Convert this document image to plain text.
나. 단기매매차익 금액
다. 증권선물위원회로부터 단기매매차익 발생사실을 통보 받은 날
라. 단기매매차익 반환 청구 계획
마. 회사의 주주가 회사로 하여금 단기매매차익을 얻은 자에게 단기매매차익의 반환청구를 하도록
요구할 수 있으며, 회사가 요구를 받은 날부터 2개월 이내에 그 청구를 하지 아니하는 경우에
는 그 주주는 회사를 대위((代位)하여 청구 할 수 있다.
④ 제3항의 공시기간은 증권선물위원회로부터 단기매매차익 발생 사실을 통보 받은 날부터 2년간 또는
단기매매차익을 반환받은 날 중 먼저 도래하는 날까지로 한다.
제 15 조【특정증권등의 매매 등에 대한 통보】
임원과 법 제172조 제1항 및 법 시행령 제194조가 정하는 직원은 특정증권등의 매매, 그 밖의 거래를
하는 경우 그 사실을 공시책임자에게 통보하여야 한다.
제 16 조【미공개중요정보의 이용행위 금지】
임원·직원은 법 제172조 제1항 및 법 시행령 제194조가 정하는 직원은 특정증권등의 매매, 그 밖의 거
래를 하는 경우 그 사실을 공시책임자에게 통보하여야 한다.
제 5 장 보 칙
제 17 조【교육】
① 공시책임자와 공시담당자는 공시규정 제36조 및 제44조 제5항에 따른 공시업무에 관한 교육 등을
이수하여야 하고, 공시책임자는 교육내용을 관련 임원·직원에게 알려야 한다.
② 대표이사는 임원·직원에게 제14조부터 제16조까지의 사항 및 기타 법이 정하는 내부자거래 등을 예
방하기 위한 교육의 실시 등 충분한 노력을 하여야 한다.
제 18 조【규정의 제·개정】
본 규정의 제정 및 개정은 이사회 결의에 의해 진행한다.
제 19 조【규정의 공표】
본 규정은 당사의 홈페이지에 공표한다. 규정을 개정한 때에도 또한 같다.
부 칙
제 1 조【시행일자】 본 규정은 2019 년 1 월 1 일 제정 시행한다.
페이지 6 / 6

_Goal of the exercise_
Print all of the entries exactly as they appear.

_Result for this task_
Convert this document image to plain text.
나. 단기매매차익 금액
다. 증권선물위원회로부터 단기매매차익 발생사실을 통보 받은 날
라. 단기매매차익 반환 청구 계획
마. 회사의 주주가 회사로 하여금 단기매매차익을 얻은 자에게 단기매매차익의 반환청구를 하도록
요구할 수 있으며, 회사가 요구를 받은 날부터 2개월 이내에 그 청구를 하지 아니하는 경우에
는 그 주주는 회사를 대위((代位)하여 청구 할 수 있다.
④ 제3항의 공시기간은 증권선물위원회로부터 단기매매차익 발생 사실을 통보 받은 날부터 2년간 또는
단기매매차익을 반환받은 날 중 먼저 도래하는 날까지로 한다.
제 15 조【특정증권등의 매매 등에 대한 통보】
임원과 법 제172조 제1항 및 법 시행령 제194조가 정하는 직원은 특정증권등의 매매, 그 밖의 거래를
하는 경우 그 사실을 공시책임자에게 통보하여야 한다.
제 16 조【미공개중요정보의 이용행위 금지】
임원·직원은 법 제172조 제1항 및 법 시행령 제194조가 정하는 직원은 특정증권등의 매매, 그 밖의 거
래를 하는 경우 그 사실을 공시책임자에게 통보하여야 한다.
제 5 장 보 칙
제 17 조【교육】
① 공시책임자와 공시담당자는 공시규정 제36조 및 제44조 제5항에 따른 공시업무에 관한 교육 등을
이수하여야 하고, 공시책임자는 교육내용을 관련 임원·직원에게 알려야 한다.
② 대표이사는 임원·직원에게 제14조부터 제16조까지의 사항 및 기타 법이 정하는 내부자거래 등을 예
방하기 위한 교육의 실시 등 충분한 노력을 하여야 한다.
제 18 조【규정의 제·개정】
본 규정의 제정 및 개정은 이사회 결의에 의해 진행한다.
제 19 조【규정의 공표】
본 규정은 당사의 홈페이지에 공표한다. 규정을 개정한 때에도 또한 같다.
부 칙
제 1 조【시행일자】 본 규정은 2019 년 1 월 1 일 제정 시행한다.
페이지 6 / 6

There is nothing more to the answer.